• What is needed
Filter the data below for the string "IEEE" and copy each matching line.

• Extracted records
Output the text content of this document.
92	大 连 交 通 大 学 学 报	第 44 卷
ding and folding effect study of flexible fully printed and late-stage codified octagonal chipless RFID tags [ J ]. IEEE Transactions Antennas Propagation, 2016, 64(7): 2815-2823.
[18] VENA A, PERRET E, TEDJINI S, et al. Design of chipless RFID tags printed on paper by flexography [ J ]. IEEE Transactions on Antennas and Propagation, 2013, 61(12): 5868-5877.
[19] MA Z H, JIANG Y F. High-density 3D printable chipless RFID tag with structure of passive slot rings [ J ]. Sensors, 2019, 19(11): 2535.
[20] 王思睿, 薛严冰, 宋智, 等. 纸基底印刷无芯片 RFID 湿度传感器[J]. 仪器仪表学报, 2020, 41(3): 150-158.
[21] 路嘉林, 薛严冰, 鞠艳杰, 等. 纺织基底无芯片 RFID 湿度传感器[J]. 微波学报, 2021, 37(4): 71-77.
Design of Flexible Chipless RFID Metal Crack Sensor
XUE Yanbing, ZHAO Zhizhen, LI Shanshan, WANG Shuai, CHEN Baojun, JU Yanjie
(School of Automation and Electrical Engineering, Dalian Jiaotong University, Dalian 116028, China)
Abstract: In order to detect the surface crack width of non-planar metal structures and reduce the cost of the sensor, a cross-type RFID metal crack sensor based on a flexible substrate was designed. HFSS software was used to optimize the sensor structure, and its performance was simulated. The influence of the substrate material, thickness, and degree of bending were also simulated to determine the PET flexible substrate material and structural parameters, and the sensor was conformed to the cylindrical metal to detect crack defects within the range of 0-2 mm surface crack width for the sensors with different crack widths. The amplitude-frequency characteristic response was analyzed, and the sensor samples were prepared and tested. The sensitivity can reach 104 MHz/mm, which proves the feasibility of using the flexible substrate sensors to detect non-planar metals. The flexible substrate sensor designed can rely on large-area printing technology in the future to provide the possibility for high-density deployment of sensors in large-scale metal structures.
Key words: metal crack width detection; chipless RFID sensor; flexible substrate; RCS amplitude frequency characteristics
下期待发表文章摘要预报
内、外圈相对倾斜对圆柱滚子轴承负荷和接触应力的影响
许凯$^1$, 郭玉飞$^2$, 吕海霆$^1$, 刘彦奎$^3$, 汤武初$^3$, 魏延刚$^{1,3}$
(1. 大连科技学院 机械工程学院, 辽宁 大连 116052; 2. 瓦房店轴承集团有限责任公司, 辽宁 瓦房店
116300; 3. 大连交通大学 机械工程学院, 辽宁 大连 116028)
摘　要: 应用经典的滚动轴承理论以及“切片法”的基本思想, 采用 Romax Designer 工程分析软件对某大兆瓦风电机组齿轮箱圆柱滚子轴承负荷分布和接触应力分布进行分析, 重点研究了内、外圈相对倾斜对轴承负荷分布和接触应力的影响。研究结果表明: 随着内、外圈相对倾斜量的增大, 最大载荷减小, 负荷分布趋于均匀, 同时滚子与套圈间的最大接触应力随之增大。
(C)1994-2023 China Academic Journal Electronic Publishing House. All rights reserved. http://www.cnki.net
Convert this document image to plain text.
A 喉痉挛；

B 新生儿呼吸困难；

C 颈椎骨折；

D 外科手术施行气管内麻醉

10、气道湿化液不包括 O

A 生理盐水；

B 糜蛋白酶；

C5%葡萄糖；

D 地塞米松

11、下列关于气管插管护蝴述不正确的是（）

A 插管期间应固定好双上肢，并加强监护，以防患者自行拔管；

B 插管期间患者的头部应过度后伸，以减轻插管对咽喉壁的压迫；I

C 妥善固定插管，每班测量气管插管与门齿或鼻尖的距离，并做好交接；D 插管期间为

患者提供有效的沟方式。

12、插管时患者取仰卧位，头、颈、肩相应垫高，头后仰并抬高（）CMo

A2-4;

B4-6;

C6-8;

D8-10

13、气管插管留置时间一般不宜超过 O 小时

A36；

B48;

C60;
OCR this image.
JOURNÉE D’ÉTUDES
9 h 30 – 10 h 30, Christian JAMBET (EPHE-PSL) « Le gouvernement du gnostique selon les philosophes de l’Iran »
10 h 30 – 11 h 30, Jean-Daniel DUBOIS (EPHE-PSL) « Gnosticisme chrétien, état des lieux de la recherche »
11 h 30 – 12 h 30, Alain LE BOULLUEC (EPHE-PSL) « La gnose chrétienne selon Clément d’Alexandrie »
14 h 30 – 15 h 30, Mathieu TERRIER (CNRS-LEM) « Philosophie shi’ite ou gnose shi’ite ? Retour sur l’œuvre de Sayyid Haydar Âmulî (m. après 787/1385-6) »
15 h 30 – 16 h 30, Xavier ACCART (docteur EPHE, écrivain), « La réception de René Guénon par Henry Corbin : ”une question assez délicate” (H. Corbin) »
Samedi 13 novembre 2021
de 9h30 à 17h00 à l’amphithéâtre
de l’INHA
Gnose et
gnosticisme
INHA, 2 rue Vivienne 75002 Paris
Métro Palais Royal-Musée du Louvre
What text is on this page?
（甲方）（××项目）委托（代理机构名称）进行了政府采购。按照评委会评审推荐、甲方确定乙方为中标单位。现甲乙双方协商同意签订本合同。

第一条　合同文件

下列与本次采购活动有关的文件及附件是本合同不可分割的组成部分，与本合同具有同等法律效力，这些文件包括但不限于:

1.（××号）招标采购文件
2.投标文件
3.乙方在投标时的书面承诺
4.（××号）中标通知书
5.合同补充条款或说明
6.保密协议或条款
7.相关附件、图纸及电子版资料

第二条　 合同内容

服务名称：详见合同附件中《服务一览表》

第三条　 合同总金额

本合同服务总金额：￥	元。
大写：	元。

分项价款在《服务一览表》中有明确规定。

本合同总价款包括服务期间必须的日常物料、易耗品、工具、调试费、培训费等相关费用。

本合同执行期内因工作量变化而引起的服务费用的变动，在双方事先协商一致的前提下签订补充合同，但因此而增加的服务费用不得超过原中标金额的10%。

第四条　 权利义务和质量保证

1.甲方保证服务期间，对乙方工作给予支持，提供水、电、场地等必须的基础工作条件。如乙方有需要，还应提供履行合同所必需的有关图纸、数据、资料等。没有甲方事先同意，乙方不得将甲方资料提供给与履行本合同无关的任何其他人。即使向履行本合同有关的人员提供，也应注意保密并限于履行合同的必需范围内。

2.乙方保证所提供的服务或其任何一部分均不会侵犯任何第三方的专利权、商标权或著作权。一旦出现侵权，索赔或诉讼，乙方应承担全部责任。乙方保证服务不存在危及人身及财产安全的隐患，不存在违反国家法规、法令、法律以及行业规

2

• Exercise solution
ding and folding effect study of flexible fully printed and late-stage codified octagonal chipless RFID tags [ J ]. IEEE Transactions Antennas Propagation, 2016, 64(7): 2815-2823.
[18] VENA A, PERRET E, TEDJINI S, et al. Design of chipless RFID tags printed on paper by flexography [ J ]. IEEE Transactions on Antennas and Propagation, 2013, 61(12): 5868-5877.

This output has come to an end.